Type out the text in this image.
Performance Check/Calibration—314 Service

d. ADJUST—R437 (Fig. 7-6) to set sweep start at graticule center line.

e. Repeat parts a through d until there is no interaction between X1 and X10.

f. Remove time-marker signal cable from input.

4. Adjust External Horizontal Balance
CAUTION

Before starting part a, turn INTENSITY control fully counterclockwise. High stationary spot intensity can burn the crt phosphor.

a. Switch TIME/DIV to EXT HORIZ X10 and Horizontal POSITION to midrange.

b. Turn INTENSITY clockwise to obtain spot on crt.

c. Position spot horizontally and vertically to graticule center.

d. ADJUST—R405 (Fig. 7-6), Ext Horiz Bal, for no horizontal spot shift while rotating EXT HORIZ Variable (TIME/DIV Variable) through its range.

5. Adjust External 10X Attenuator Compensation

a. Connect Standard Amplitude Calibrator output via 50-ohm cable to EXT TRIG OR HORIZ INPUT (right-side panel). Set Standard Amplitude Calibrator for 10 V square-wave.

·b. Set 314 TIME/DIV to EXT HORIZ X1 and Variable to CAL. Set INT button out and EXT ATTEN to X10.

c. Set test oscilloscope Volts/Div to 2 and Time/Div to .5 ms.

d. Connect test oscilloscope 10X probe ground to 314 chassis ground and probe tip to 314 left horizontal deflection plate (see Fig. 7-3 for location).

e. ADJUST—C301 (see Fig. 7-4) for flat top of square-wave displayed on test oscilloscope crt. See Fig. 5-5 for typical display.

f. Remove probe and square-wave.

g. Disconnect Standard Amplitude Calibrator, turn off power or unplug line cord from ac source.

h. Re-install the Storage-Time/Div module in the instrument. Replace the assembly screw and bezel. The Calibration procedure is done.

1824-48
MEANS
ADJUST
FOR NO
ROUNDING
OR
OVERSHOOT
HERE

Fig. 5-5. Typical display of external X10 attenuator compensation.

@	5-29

--

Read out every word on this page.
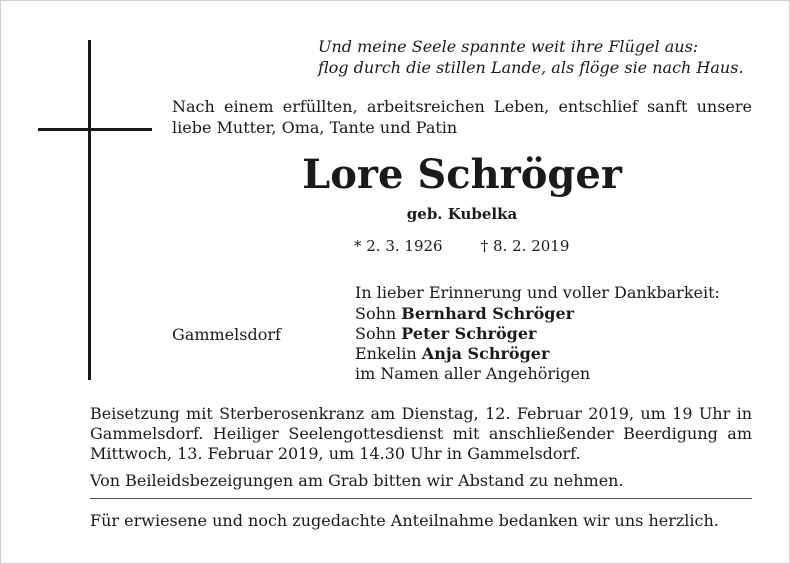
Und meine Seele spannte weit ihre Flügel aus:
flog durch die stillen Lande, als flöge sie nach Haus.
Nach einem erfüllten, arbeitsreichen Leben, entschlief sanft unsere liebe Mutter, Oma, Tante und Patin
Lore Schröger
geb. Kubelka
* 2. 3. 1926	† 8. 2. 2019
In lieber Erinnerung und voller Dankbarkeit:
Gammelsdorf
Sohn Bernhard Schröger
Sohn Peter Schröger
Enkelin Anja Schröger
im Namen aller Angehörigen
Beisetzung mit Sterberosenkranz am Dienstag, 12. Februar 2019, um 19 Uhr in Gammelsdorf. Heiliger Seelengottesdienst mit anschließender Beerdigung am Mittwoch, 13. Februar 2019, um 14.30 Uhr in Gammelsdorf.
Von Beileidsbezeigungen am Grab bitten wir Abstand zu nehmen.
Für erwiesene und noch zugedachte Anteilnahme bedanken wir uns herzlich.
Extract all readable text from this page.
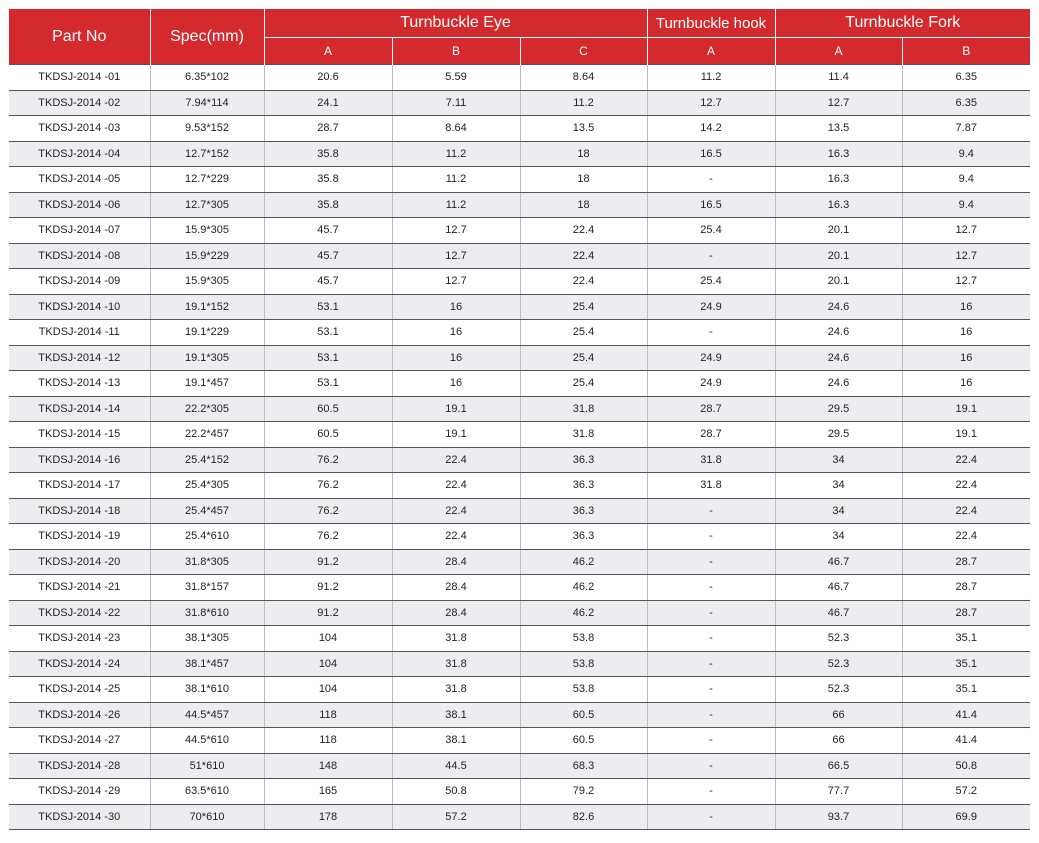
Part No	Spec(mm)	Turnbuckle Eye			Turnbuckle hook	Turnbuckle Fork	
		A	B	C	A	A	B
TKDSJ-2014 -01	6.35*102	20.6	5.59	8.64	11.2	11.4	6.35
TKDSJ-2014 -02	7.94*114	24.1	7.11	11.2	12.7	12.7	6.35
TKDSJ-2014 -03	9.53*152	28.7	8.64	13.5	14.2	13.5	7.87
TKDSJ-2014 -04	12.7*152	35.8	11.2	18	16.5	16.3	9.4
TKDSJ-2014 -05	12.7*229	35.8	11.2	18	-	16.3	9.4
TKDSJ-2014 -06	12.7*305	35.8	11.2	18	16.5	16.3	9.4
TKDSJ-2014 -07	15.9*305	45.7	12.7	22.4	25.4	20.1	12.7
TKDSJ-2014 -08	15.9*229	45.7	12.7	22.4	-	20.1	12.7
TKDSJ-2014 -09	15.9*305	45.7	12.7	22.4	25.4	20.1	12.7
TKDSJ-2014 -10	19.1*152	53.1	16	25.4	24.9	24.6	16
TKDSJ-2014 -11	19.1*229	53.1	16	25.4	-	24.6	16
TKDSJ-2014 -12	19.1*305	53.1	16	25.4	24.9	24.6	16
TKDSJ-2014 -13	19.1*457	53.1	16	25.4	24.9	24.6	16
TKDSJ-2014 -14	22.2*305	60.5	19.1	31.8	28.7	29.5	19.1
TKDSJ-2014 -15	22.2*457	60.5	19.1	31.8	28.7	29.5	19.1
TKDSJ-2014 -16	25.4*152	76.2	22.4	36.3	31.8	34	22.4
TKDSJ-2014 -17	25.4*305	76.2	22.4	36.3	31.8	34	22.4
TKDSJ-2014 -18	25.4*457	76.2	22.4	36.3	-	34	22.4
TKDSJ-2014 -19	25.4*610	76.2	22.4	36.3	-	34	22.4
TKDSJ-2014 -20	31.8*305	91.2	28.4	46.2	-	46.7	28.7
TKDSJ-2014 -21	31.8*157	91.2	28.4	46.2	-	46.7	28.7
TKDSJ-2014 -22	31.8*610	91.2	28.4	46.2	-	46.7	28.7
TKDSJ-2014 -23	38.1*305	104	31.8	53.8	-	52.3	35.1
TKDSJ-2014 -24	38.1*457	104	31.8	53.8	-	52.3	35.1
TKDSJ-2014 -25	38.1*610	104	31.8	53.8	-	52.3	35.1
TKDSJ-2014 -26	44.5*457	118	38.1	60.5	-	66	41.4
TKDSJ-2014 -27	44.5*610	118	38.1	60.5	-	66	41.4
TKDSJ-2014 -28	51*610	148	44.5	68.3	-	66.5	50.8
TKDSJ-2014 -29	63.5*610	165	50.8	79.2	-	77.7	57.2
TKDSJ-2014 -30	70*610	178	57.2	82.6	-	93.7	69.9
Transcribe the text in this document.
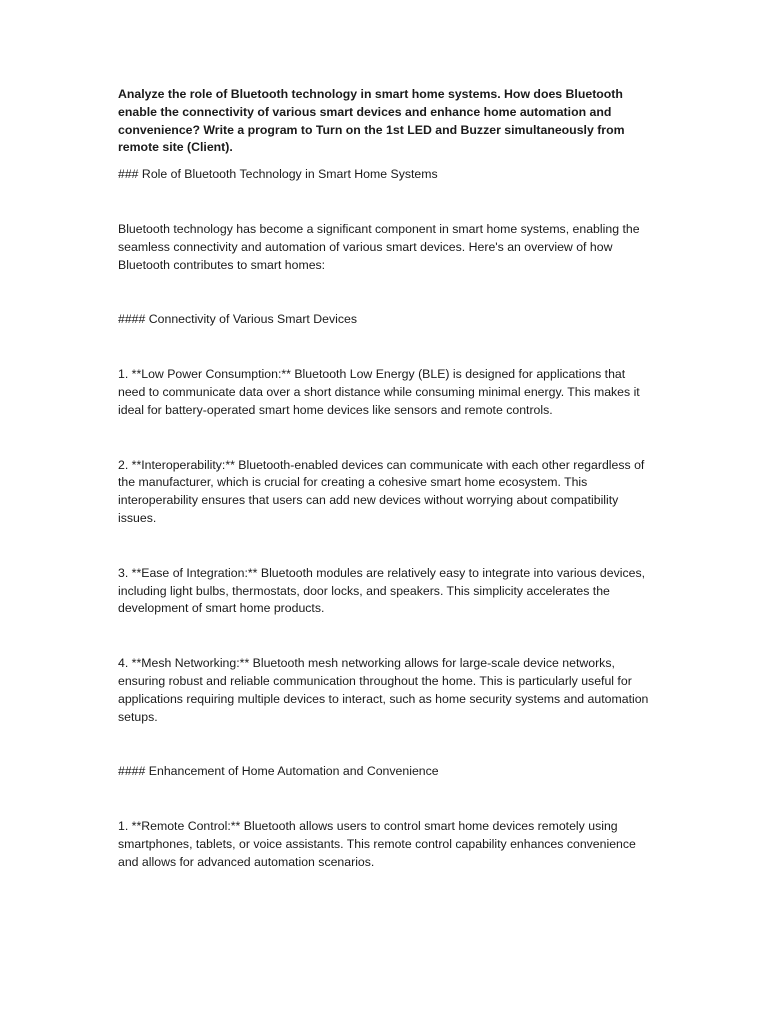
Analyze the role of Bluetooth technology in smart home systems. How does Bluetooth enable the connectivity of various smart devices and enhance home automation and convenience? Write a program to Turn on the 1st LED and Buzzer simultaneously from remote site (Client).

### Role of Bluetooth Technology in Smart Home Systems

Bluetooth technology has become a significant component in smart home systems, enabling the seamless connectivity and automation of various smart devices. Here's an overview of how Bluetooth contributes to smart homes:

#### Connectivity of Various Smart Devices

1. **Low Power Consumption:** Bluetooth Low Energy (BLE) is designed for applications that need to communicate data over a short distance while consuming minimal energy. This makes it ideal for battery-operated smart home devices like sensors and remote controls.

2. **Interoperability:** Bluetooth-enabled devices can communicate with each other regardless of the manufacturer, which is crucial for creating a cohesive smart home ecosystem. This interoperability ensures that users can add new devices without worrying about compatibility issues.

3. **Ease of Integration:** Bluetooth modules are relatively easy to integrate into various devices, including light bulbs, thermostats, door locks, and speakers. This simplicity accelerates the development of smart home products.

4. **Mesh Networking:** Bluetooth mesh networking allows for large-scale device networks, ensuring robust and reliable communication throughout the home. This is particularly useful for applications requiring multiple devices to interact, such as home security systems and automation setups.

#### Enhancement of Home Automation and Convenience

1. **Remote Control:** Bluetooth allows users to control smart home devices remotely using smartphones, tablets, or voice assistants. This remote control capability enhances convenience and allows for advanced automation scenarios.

Directive:
Count how many lines of the data include the word "graticule". Your reply should be that number alone.

Final answer:
2